Find and return each line containing "finging".

## Input

-- Begin --

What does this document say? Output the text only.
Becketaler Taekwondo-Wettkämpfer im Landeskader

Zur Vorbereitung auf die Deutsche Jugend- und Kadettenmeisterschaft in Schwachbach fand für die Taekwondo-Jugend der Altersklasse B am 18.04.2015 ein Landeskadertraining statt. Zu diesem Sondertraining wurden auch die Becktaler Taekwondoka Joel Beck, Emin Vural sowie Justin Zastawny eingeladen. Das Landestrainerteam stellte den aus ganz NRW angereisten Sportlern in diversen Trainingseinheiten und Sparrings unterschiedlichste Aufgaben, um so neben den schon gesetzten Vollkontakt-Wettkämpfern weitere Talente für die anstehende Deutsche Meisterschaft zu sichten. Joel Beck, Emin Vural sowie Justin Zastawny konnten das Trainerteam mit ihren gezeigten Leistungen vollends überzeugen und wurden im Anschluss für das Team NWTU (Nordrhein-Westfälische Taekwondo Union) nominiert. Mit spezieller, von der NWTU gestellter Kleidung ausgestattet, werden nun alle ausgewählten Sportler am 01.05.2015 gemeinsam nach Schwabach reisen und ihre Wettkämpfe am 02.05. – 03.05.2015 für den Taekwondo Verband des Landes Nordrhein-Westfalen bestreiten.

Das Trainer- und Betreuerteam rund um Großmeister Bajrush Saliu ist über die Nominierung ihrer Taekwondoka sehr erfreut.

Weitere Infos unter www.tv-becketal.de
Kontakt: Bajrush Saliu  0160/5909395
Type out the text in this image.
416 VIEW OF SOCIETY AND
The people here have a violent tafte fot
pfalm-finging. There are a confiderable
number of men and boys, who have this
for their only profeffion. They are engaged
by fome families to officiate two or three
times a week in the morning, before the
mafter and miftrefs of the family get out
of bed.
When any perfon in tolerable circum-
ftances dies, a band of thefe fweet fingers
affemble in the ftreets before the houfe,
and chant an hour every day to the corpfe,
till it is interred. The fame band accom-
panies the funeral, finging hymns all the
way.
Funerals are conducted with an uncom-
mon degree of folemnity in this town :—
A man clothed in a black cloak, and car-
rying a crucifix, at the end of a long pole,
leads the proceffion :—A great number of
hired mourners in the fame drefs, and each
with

-- End --

## Solution below
pfalm-finging. There are a confiderable
panies the funeral, finging hymns all the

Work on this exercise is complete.